# [Exercise]
Return every entry exactly.

Collection entries:
######
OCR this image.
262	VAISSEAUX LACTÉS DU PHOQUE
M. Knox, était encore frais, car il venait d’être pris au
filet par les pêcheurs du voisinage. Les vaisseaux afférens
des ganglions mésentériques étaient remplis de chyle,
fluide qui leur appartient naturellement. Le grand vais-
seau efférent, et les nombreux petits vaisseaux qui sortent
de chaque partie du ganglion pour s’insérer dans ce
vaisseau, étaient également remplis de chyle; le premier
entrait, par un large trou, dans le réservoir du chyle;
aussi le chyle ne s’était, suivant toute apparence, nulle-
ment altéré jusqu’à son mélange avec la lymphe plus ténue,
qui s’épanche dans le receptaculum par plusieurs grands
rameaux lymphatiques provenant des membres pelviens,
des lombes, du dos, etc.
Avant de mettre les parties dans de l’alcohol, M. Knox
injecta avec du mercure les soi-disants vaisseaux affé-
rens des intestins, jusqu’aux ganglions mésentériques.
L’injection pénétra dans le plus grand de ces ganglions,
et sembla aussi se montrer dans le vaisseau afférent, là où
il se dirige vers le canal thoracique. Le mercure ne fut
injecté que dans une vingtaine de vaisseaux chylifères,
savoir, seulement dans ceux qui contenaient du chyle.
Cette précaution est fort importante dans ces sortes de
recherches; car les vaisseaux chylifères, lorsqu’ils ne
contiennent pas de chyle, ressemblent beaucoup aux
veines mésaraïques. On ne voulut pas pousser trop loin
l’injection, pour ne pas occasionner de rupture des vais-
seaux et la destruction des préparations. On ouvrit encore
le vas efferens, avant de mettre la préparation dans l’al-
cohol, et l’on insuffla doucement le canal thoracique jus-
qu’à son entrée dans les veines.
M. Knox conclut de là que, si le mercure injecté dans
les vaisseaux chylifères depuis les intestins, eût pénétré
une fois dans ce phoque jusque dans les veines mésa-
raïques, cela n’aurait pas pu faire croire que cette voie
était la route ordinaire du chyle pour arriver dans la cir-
######
# [Answer]
OCR this image.
262	VAISSEAUX LACTÉS DU PHOQUE
M. Knox, était encore frais, car il venait d’être pris au
filet par les pêcheurs du voisinage. Les vaisseaux afférens
des ganglions mésentériques étaient remplis de chyle,
fluide qui leur appartient naturellement. Le grand vais-
seau efférent, et les nombreux petits vaisseaux qui sortent
de chaque partie du ganglion pour s’insérer dans ce
vaisseau, étaient également remplis de chyle; le premier
entrait, par un large trou, dans le réservoir du chyle;
aussi le chyle ne s’était, suivant toute apparence, nulle-
ment altéré jusqu’à son mélange avec la lymphe plus ténue,
qui s’épanche dans le receptaculum par plusieurs grands
rameaux lymphatiques provenant des membres pelviens,
des lombes, du dos, etc.
Avant de mettre les parties dans de l’alcohol, M. Knox
injecta avec du mercure les soi-disants vaisseaux affé-
rens des intestins, jusqu’aux ganglions mésentériques.
L’injection pénétra dans le plus grand de ces ganglions,
et sembla aussi se montrer dans le vaisseau afférent, là où
il se dirige vers le canal thoracique. Le mercure ne fut
injecté que dans une vingtaine de vaisseaux chylifères,
savoir, seulement dans ceux qui contenaient du chyle.
Cette précaution est fort importante dans ces sortes de
recherches; car les vaisseaux chylifères, lorsqu’ils ne
contiennent pas de chyle, ressemblent beaucoup aux
veines mésaraïques. On ne voulut pas pousser trop loin
l’injection, pour ne pas occasionner de rupture des vais-
seaux et la destruction des préparations. On ouvrit encore
le vas efferens, avant de mettre la préparation dans l’al-
cohol, et l’on insuffla doucement le canal thoracique jus-
qu’à son entrée dans les veines.
M. Knox conclut de là que, si le mercure injecté dans
les vaisseaux chylifères depuis les intestins, eût pénétré
une fois dans ce phoque jusque dans les veines mésa-
raïques, cela n’aurait pas pu faire croire que cette voie
était la route ordinaire du chyle pour arriver dans la cir-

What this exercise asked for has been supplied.